Raw records:
▬▬▬
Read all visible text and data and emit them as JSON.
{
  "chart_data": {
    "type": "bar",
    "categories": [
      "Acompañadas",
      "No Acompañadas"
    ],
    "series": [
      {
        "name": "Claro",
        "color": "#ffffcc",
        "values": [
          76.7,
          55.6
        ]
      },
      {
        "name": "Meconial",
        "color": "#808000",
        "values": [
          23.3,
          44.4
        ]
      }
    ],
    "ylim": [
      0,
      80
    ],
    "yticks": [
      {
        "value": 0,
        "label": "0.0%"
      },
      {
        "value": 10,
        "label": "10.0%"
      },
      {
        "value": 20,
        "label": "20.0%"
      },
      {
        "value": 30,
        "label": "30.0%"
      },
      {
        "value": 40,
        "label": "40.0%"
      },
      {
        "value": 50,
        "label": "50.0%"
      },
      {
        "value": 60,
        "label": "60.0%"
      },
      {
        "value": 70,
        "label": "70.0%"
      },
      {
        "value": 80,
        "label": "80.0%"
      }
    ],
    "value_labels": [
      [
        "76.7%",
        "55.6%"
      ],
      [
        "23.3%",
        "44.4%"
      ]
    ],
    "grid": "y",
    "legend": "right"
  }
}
▬▬▬
- Task objective
Repeat all entries. Match them exactly.

- Output
Read all visible text and data and emit them as JSON.
{
  "chart_data": {
    "type": "bar",
    "categories": [
      "Acompañadas",
      "No Acompañadas"
    ],
    "series": [
      {
        "name": "Claro",
        "color": "#ffffcc",
        "values": [
          76.7,
          55.6
        ]
      },
      {
        "name": "Meconial",
        "color": "#808000",
        "values": [
          23.3,
          44.4
        ]
      }
    ],
    "ylim": [
      0,
      80
    ],
    "yticks": [
      {
        "value": 0,
        "label": "0.0%"
      },
      {
        "value": 10,
        "label": "10.0%"
      },
      {
        "value": 20,
        "label": "20.0%"
      },
      {
        "value": 30,
        "label": "30.0%"
      },
      {
        "value": 40,
        "label": "40.0%"
      },
      {
        "value": 50,
        "label": "50.0%"
      },
      {
        "value": 60,
        "label": "60.0%"
      },
      {
        "value": 70,
        "label": "70.0%"
      },
      {
        "value": 80,
        "label": "80.0%"
      }
    ],
    "value_labels": [
      [
        "76.7%",
        "55.6%"
      ],
      [
        "23.3%",
        "44.4%"
      ]
    ],
    "grid": "y",
    "legend": "right"
  }
}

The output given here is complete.